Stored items
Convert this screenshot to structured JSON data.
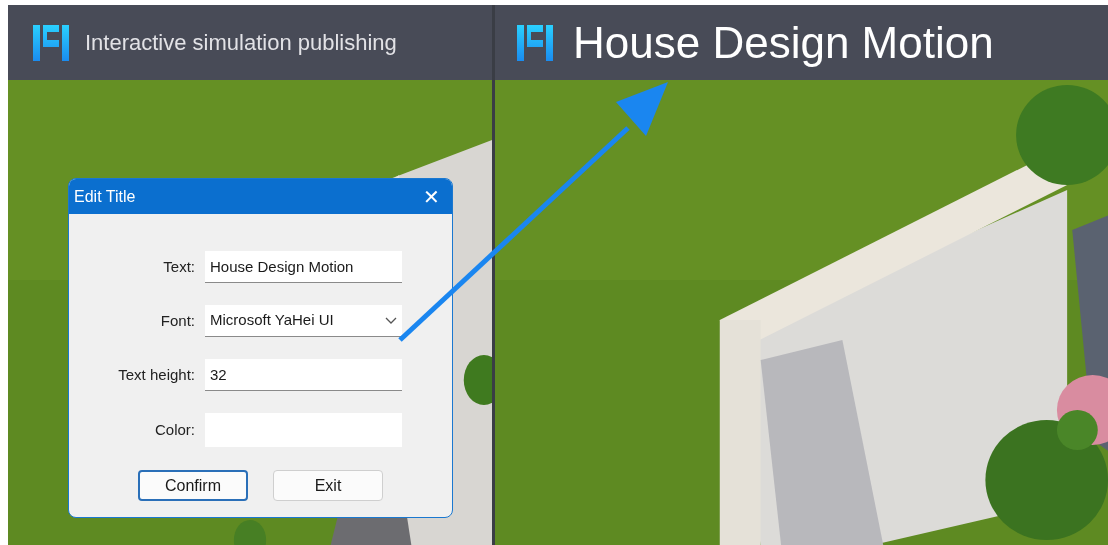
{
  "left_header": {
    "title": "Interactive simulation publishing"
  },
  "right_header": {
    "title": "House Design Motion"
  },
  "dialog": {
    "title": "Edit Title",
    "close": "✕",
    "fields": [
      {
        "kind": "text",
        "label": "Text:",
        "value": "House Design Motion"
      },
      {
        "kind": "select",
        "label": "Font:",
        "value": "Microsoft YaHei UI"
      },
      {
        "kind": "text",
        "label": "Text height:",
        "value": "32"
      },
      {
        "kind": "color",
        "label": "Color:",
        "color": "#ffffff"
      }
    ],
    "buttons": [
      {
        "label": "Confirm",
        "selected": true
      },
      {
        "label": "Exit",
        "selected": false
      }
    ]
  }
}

● WRITTEN EXERCISE: Show the lines of the data that hold the word "Design".

● FULL RESPONSE:
    "title": "House Design Motion"
        "value": "House Design Motion"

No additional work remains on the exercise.